STATED EXERCISE:
Scan the records for the string "endowment"; copy each line where it occurs.

RECORD SET:
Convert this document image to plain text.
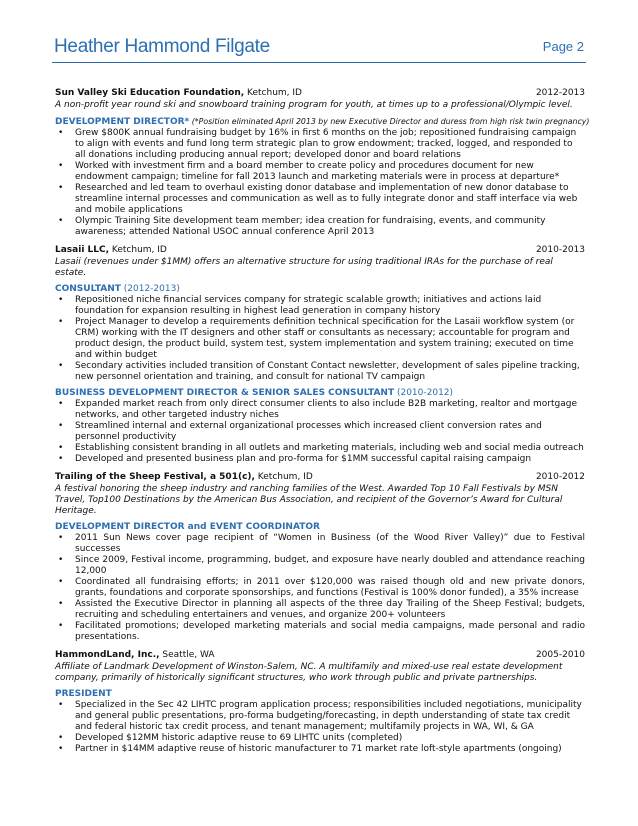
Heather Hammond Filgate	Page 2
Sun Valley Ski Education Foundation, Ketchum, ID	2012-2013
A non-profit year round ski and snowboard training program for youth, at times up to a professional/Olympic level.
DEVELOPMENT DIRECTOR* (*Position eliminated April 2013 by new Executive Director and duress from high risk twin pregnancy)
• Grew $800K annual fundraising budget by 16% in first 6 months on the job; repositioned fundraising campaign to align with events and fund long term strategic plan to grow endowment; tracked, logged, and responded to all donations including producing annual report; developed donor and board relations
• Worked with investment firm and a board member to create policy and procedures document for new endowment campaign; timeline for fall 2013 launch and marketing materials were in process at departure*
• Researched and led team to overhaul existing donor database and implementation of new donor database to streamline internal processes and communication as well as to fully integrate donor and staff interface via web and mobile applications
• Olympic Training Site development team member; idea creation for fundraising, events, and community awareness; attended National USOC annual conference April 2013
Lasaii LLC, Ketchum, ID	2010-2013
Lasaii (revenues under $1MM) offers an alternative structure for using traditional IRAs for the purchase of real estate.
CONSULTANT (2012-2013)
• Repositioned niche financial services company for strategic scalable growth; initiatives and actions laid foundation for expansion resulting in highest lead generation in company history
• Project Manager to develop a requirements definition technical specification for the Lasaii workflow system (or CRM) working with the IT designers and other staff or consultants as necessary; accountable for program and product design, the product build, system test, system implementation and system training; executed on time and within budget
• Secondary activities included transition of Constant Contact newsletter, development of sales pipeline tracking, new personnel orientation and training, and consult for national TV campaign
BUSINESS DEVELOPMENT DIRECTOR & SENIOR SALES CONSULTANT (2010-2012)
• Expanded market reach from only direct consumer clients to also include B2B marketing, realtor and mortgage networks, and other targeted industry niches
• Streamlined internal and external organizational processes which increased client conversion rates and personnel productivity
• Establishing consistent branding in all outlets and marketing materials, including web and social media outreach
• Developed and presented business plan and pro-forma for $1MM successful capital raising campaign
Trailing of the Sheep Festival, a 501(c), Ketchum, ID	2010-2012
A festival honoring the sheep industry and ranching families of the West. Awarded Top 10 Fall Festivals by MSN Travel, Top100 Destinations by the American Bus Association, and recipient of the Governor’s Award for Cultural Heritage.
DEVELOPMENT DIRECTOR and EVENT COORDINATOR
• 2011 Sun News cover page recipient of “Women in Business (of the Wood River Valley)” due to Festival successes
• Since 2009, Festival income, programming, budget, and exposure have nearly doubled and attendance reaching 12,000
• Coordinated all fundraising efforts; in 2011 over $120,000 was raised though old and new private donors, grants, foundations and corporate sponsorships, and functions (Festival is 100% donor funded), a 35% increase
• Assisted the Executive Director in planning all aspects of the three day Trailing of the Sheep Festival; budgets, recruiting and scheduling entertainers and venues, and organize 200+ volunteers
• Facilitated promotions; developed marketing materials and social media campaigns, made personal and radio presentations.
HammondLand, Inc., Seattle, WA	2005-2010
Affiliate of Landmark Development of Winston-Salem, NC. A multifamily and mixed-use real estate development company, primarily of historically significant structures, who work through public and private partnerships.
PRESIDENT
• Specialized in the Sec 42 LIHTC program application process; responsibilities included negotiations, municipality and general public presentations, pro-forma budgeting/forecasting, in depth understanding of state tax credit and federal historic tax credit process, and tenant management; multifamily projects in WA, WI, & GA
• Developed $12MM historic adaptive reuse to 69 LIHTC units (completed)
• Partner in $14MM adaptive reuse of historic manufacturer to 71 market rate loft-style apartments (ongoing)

SOLUTION:
• Grew $800K annual fundraising budget by 16% in first 6 months on the job; repositioned fundraising campaign to align with events and fund long term strategic plan to grow endowment; tracked, logged, and responded to all donations including producing annual report; developed donor and board relations
• Worked with investment firm and a board member to create policy and procedures document for new endowment campaign; timeline for fall 2013 launch and marketing materials were in process at departure*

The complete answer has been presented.